[Work instructions]
Look through the lines below and state how many hold the word "公共供水覆盖范围内". Write only the number.

══ Data shown

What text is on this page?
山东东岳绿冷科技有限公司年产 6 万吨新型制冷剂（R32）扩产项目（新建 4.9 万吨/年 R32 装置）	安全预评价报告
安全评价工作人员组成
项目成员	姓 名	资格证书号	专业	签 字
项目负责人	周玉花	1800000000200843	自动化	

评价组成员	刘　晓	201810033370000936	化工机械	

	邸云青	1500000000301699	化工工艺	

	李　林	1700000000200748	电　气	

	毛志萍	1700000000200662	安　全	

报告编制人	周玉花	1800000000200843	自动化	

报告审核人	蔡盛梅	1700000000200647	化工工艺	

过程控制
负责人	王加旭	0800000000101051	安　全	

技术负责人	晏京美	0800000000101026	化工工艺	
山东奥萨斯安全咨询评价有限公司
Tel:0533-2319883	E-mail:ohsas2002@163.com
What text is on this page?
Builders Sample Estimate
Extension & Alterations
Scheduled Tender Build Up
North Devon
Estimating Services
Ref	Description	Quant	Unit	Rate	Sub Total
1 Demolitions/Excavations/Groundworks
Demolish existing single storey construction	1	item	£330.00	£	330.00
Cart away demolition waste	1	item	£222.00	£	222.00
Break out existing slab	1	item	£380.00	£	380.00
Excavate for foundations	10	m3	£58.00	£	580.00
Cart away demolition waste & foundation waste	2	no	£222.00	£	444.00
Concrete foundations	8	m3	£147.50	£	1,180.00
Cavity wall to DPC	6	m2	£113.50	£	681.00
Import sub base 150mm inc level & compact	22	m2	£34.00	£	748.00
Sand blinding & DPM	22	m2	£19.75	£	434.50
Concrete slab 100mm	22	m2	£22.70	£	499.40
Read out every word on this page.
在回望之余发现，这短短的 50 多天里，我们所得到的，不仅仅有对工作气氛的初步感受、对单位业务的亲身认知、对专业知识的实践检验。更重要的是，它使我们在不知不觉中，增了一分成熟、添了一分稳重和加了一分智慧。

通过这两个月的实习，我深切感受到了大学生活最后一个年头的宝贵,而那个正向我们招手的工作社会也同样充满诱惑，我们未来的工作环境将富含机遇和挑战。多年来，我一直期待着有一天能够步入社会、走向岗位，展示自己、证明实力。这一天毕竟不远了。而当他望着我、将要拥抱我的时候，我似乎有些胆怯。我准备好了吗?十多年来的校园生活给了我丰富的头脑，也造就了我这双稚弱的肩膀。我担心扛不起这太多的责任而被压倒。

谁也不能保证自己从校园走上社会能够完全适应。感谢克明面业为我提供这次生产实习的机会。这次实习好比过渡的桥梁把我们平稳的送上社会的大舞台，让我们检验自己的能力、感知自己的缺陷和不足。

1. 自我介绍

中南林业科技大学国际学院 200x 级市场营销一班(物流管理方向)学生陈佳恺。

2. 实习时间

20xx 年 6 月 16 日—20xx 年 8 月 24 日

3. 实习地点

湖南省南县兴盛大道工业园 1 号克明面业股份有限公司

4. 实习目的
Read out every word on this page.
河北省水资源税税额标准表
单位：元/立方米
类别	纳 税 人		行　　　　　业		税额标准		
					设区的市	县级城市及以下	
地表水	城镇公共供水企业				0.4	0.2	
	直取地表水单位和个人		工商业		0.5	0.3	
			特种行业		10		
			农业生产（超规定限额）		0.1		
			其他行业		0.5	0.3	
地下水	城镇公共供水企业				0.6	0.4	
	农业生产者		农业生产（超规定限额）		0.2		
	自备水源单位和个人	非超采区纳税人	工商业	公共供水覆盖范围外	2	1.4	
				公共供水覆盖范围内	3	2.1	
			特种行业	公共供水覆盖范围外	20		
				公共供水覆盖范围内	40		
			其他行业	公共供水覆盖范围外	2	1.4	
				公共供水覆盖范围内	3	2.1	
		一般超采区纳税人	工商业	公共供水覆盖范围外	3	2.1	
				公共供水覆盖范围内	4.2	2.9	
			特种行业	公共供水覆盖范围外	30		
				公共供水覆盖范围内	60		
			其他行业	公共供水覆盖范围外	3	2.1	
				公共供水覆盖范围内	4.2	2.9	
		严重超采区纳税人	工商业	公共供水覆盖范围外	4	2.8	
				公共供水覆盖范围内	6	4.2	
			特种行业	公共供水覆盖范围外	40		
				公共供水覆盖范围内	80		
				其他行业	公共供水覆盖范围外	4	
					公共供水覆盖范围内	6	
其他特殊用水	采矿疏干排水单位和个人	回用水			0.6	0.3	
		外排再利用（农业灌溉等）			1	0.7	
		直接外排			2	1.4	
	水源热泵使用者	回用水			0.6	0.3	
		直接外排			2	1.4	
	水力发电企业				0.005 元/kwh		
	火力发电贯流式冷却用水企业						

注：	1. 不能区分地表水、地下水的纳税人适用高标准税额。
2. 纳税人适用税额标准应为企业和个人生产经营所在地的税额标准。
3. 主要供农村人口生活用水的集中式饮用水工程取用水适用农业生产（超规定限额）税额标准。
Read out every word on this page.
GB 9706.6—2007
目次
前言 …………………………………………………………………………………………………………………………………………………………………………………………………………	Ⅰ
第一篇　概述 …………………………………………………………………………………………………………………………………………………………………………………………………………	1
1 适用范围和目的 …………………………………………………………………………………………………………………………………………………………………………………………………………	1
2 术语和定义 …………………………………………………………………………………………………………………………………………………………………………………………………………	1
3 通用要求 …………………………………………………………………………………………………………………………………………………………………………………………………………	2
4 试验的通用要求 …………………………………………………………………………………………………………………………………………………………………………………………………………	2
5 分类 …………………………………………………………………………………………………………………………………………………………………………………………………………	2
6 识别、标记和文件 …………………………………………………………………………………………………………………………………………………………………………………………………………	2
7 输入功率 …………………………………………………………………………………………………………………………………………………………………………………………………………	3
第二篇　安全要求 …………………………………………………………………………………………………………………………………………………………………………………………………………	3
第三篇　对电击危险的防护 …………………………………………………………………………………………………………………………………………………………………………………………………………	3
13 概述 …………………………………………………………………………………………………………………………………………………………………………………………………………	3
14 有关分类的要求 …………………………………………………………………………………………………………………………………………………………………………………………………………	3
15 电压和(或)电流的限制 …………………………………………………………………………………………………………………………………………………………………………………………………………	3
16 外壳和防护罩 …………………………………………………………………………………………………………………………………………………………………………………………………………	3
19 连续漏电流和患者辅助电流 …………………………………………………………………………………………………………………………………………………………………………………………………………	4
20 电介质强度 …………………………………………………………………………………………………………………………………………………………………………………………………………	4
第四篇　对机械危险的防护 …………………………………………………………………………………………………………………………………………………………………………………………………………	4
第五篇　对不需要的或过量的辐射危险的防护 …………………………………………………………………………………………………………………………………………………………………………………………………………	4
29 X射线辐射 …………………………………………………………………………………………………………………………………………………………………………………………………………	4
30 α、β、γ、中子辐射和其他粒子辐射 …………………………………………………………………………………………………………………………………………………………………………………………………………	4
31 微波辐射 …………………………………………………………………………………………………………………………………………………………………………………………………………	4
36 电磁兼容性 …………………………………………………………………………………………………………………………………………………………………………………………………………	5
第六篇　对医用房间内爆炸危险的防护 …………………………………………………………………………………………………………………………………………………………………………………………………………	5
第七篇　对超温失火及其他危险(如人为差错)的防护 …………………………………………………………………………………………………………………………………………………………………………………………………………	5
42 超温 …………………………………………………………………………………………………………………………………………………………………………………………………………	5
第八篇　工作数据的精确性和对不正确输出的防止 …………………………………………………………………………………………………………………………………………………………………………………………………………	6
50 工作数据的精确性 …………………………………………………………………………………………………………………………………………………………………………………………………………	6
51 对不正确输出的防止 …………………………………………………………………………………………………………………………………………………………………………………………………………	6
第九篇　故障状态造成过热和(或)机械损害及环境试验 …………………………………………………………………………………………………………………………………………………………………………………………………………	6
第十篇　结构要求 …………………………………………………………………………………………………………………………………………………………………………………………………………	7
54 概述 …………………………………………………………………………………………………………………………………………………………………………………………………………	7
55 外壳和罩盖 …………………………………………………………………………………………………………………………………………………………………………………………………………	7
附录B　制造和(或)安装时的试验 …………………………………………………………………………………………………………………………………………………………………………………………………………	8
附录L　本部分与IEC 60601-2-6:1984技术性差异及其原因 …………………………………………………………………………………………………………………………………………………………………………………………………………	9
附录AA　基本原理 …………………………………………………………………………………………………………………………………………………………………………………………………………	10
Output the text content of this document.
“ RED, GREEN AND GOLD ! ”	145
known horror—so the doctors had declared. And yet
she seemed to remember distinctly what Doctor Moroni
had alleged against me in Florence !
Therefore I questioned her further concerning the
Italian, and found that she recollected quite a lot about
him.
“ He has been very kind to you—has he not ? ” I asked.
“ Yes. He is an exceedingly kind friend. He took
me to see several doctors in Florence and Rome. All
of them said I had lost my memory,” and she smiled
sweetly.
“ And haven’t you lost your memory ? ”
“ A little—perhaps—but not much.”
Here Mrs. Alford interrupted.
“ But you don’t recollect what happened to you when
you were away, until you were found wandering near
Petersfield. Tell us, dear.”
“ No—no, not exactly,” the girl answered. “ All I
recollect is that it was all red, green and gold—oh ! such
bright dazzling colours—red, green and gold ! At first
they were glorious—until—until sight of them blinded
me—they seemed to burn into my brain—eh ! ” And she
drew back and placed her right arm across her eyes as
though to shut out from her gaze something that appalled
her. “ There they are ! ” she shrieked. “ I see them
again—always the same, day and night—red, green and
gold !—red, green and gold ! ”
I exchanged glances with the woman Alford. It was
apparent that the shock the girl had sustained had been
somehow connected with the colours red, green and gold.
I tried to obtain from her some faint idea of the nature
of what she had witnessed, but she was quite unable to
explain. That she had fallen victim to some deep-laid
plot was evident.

════

[Response]
9